-- start DATA SHOWN --

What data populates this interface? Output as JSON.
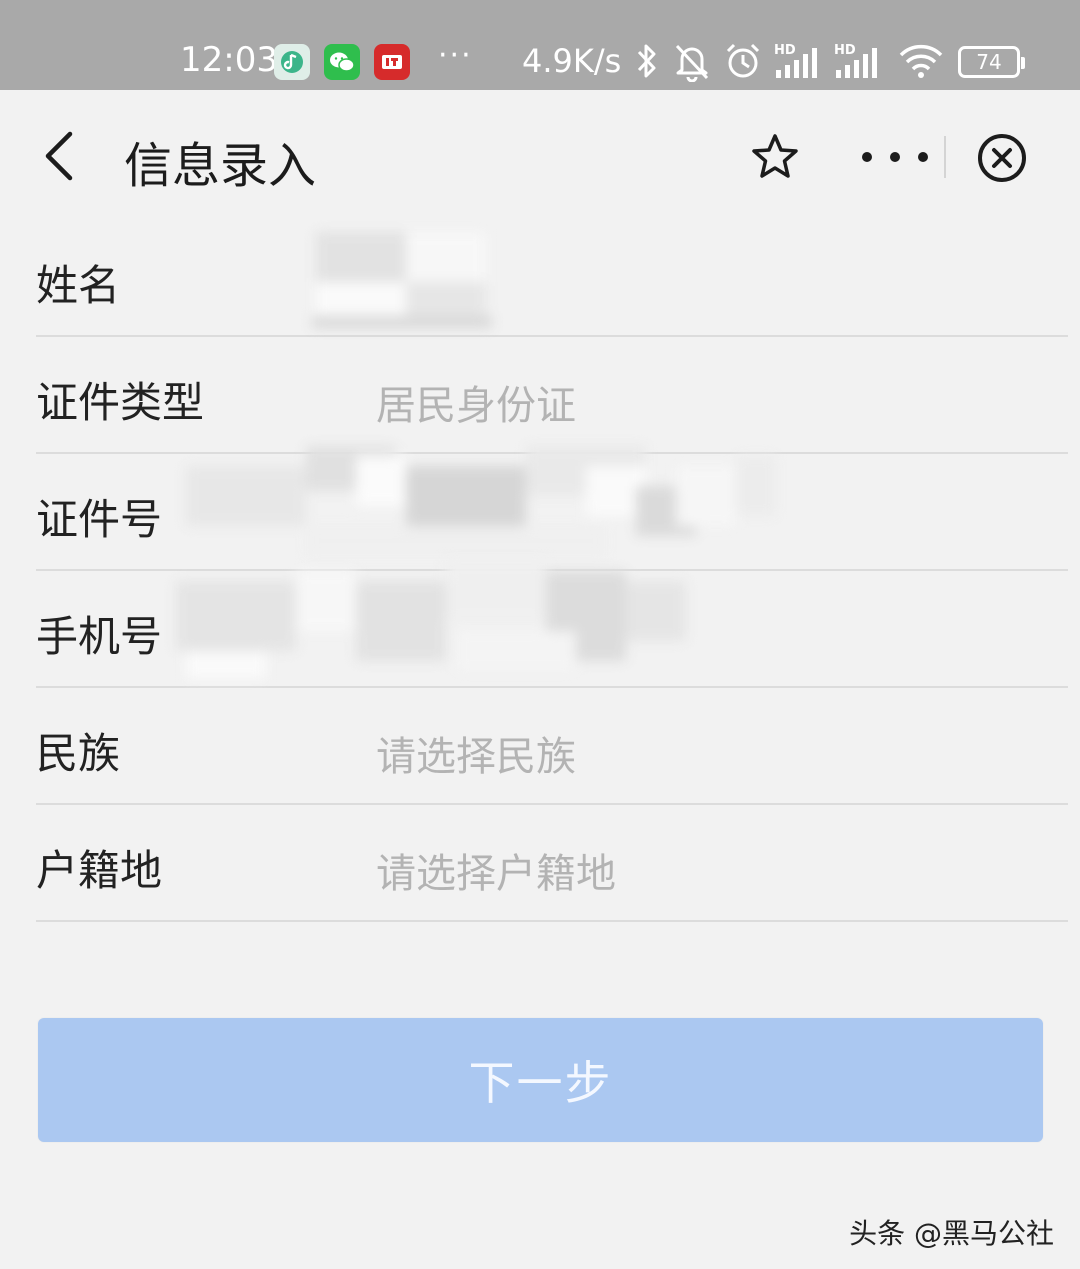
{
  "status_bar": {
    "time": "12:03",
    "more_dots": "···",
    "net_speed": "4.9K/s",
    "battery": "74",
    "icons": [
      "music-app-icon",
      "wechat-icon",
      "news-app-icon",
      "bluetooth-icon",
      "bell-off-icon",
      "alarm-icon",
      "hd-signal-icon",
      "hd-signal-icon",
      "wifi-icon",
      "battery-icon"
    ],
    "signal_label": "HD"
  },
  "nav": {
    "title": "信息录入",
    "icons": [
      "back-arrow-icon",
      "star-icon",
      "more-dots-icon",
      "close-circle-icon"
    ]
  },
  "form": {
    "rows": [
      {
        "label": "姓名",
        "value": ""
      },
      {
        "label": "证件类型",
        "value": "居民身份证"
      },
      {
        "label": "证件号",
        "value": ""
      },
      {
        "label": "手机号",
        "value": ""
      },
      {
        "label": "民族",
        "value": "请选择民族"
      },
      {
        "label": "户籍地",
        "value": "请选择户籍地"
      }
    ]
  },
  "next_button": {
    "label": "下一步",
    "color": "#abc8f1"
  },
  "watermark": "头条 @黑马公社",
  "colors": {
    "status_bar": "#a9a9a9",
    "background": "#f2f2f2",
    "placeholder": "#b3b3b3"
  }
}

-- end DATA SHOWN --

DIRECTION:
All of the data above should be quoted exactly, except for the pictures.

TASK OUTPUT:
What data populates this interface? Output as JSON.
{
  "status_bar": {
    "time": "12:03",
    "more_dots": "···",
    "net_speed": "4.9K/s",
    "battery": "74",
    "icons": [
      "music-app-icon",
      "wechat-icon",
      "news-app-icon",
      "bluetooth-icon",
      "bell-off-icon",
      "alarm-icon",
      "hd-signal-icon",
      "hd-signal-icon",
      "wifi-icon",
      "battery-icon"
    ],
    "signal_label": "HD"
  },
  "nav": {
    "title": "信息录入",
    "icons": [
      "back-arrow-icon",
      "star-icon",
      "more-dots-icon",
      "close-circle-icon"
    ]
  },
  "form": {
    "rows": [
      {
        "label": "姓名",
        "value": ""
      },
      {
        "label": "证件类型",
        "value": "居民身份证"
      },
      {
        "label": "证件号",
        "value": ""
      },
      {
        "label": "手机号",
        "value": ""
      },
      {
        "label": "民族",
        "value": "请选择民族"
      },
      {
        "label": "户籍地",
        "value": "请选择户籍地"
      }
    ]
  },
  "next_button": {
    "label": "下一步",
    "color": "#abc8f1"
  },
  "watermark": "头条 @黑马公社",
  "colors": {
    "status_bar": "#a9a9a9",
    "background": "#f2f2f2",
    "placeholder": "#b3b3b3"
  }
}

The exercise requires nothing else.